EXERCISE DESCRIPTION>
The records that follow must be reproduced in full, exactly as written.

INFORMATION SHOWN>

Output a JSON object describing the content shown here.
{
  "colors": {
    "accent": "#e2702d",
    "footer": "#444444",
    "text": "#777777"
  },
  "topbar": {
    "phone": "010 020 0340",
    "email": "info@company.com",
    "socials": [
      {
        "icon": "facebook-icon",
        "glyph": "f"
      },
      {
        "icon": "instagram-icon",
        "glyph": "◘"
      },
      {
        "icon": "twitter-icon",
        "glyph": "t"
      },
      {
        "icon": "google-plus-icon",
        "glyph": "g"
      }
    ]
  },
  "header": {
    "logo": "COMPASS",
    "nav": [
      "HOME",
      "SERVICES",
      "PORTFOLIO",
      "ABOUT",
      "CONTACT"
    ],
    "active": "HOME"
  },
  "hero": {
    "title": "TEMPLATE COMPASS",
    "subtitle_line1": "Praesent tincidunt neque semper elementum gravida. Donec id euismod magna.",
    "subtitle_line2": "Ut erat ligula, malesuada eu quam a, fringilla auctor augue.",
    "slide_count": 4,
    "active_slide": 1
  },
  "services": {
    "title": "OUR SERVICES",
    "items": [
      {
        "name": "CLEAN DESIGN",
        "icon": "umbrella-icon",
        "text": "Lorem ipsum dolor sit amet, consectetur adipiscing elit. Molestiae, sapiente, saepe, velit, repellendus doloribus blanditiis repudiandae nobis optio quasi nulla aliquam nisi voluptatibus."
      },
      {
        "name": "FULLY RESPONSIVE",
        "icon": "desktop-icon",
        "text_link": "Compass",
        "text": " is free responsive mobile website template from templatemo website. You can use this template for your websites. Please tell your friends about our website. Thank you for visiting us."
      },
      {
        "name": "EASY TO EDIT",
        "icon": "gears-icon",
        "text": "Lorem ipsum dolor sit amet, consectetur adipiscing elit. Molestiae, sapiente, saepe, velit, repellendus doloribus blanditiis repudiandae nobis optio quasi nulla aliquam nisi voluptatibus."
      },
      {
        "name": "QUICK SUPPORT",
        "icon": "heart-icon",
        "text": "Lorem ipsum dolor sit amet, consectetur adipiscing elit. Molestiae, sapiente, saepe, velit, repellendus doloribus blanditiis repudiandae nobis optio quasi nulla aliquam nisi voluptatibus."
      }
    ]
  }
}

EXERCISE RESULT>
Output a JSON object describing the content shown here.
{
  "colors": {
    "accent": "#e2702d",
    "footer": "#444444",
    "text": "#777777"
  },
  "topbar": {
    "phone": "010 020 0340",
    "email": "info@company.com",
    "socials": [
      {
        "icon": "facebook-icon",
        "glyph": "f"
      },
      {
        "icon": "instagram-icon",
        "glyph": "◘"
      },
      {
        "icon": "twitter-icon",
        "glyph": "t"
      },
      {
        "icon": "google-plus-icon",
        "glyph": "g"
      }
    ]
  },
  "header": {
    "logo": "COMPASS",
    "nav": [
      "HOME",
      "SERVICES",
      "PORTFOLIO",
      "ABOUT",
      "CONTACT"
    ],
    "active": "HOME"
  },
  "hero": {
    "title": "TEMPLATE COMPASS",
    "subtitle_line1": "Praesent tincidunt neque semper elementum gravida. Donec id euismod magna.",
    "subtitle_line2": "Ut erat ligula, malesuada eu quam a, fringilla auctor augue.",
    "slide_count": 4,
    "active_slide": 1
  },
  "services": {
    "title": "OUR SERVICES",
    "items": [
      {
        "name": "CLEAN DESIGN",
        "icon": "umbrella-icon",
        "text": "Lorem ipsum dolor sit amet, consectetur adipiscing elit. Molestiae, sapiente, saepe, velit, repellendus doloribus blanditiis repudiandae nobis optio quasi nulla aliquam nisi voluptatibus."
      },
      {
        "name": "FULLY RESPONSIVE",
        "icon": "desktop-icon",
        "text_link": "Compass",
        "text": " is free responsive mobile website template from templatemo website. You can use this template for your websites. Please tell your friends about our website. Thank you for visiting us."
      },
      {
        "name": "EASY TO EDIT",
        "icon": "gears-icon",
        "text": "Lorem ipsum dolor sit amet, consectetur adipiscing elit. Molestiae, sapiente, saepe, velit, repellendus doloribus blanditiis repudiandae nobis optio quasi nulla aliquam nisi voluptatibus."
      },
      {
        "name": "QUICK SUPPORT",
        "icon": "heart-icon",
        "text": "Lorem ipsum dolor sit amet, consectetur adipiscing elit. Molestiae, sapiente, saepe, velit, repellendus doloribus blanditiis repudiandae nobis optio quasi nulla aliquam nisi voluptatibus."
      }
    ]
  }
}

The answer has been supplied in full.